* EXERCISE
Write out all lines holding the word "into".

##### DATASET CONTENT

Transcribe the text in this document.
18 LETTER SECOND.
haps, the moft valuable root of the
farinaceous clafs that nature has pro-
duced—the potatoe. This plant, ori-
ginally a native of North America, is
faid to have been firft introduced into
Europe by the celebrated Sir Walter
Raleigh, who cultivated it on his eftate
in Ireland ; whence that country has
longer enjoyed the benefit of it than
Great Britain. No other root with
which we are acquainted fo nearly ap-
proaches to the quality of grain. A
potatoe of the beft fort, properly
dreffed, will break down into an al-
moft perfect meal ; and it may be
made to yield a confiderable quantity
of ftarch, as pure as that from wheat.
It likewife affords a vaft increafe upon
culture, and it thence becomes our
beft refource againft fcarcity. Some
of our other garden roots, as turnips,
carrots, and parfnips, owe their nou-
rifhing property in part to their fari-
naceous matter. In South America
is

##########

* RESPONSE TO THE EXERCISE
faid to have been firft introduced into
dreffed, will break down into an al-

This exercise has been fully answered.